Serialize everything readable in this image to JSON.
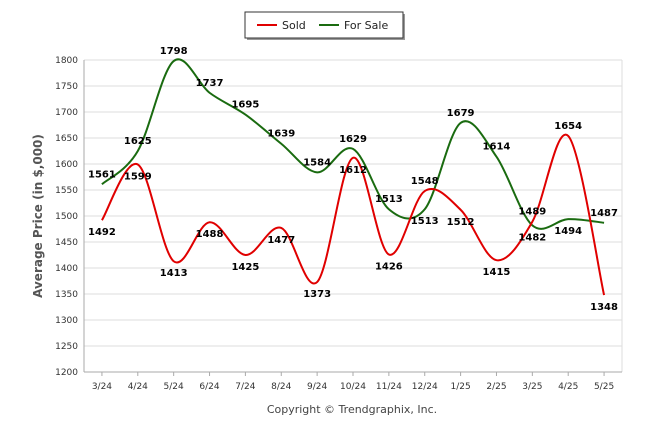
{
  "chart_data": {
    "type": "line",
    "categories": [
      "3/24",
      "4/24",
      "5/24",
      "6/24",
      "7/24",
      "8/24",
      "9/24",
      "10/24",
      "11/24",
      "12/24",
      "1/25",
      "2/25",
      "3/25",
      "4/25",
      "5/25"
    ],
    "series": [
      {
        "name": "Sold",
        "color": "#e00000",
        "values": [
          1492,
          1599,
          1413,
          1488,
          1425,
          1477,
          1373,
          1612,
          1426,
          1548,
          1512,
          1415,
          1489,
          1654,
          1348
        ]
      },
      {
        "name": "For Sale",
        "color": "#1a6b10",
        "values": [
          1561,
          1625,
          1798,
          1737,
          1695,
          1639,
          1584,
          1629,
          1513,
          1513,
          1679,
          1614,
          1482,
          1494,
          1487
        ]
      }
    ],
    "ylabel": "Average Price (in $,000)",
    "ylim": [
      1200,
      1800
    ],
    "yticks": [
      1200,
      1250,
      1300,
      1350,
      1400,
      1450,
      1500,
      1550,
      1600,
      1650,
      1700,
      1750,
      1800
    ],
    "grid": true,
    "legend_position": "top-center"
  },
  "footer": "Copyright © Trendgraphix, Inc."
}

--------------------------------

Requirement – Without including any pictures, reproduce the listing exactly.

Response below –
Serialize everything readable in this image to JSON.
{
  "chart_data": {
    "type": "line",
    "categories": [
      "3/24",
      "4/24",
      "5/24",
      "6/24",
      "7/24",
      "8/24",
      "9/24",
      "10/24",
      "11/24",
      "12/24",
      "1/25",
      "2/25",
      "3/25",
      "4/25",
      "5/25"
    ],
    "series": [
      {
        "name": "Sold",
        "color": "#e00000",
        "values": [
          1492,
          1599,
          1413,
          1488,
          1425,
          1477,
          1373,
          1612,
          1426,
          1548,
          1512,
          1415,
          1489,
          1654,
          1348
        ]
      },
      {
        "name": "For Sale",
        "color": "#1a6b10",
        "values": [
          1561,
          1625,
          1798,
          1737,
          1695,
          1639,
          1584,
          1629,
          1513,
          1513,
          1679,
          1614,
          1482,
          1494,
          1487
        ]
      }
    ],
    "ylabel": "Average Price (in $,000)",
    "ylim": [
      1200,
      1800
    ],
    "yticks": [
      1200,
      1250,
      1300,
      1350,
      1400,
      1450,
      1500,
      1550,
      1600,
      1650,
      1700,
      1750,
      1800
    ],
    "grid": true,
    "legend_position": "top-center"
  },
  "footer": "Copyright © Trendgraphix, Inc."
}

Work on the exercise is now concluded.